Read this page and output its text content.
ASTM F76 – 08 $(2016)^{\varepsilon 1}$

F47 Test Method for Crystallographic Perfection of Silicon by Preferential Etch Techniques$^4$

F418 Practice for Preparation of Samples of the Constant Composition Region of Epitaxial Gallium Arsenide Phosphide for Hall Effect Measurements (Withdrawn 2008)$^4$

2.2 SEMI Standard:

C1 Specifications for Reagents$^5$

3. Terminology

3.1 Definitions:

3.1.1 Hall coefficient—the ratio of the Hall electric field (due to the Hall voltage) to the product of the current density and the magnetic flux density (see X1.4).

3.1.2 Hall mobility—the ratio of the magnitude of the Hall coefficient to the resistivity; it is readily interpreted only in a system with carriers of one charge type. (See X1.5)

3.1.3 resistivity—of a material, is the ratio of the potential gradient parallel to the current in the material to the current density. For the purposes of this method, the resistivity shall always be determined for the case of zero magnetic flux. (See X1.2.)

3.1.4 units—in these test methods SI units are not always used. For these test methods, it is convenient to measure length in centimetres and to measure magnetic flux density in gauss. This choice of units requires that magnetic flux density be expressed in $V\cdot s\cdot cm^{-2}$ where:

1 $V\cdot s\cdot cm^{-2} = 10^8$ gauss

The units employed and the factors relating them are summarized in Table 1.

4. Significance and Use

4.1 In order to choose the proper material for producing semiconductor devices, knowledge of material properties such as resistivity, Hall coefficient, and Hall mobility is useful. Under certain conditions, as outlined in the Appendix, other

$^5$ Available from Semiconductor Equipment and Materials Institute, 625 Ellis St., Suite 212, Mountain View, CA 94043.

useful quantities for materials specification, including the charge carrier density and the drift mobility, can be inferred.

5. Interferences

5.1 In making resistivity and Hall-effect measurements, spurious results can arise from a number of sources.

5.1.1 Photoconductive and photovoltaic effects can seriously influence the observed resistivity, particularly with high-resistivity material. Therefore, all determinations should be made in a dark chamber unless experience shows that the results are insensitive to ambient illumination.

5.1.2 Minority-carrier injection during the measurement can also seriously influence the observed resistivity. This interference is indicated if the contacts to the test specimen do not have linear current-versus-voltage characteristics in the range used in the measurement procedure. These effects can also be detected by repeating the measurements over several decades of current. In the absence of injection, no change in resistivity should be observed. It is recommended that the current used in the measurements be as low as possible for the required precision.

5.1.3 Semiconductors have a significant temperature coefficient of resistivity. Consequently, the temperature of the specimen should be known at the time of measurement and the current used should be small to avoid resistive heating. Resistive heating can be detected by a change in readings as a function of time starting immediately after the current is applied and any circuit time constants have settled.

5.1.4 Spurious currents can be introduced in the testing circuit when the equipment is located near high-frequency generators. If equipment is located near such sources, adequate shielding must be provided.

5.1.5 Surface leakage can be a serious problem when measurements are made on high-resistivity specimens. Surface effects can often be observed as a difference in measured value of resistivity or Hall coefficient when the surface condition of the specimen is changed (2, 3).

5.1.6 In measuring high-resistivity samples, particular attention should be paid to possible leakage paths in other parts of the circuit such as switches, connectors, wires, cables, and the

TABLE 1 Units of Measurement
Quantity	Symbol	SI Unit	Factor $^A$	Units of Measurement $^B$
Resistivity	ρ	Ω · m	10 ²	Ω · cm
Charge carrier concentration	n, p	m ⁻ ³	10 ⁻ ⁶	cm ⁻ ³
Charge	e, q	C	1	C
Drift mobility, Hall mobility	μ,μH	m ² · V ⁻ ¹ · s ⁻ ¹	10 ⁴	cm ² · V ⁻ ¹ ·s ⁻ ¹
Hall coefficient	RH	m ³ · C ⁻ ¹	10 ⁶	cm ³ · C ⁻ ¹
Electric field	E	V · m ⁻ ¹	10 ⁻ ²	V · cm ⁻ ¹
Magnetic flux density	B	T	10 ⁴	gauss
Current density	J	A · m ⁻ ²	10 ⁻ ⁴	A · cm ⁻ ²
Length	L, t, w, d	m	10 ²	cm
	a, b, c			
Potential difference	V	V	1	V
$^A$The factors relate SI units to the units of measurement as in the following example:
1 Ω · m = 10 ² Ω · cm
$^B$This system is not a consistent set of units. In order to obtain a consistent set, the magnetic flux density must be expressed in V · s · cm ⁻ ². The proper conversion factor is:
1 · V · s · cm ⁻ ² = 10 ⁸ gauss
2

---

Search the data above for the word "system", then gather each line in which it appears.

3.1.2 Hall mobility—the ratio of the magnitude of the Hall coefficient to the resistivity; it is readily interpreted only in a system with carriers of one charge type. (See X1.5)
$^B$This system is not a consistent set of units. In order to obtain a consistent set, the magnetic flux density must be expressed in V · s · cm ⁻ ². The proper conversion factor is:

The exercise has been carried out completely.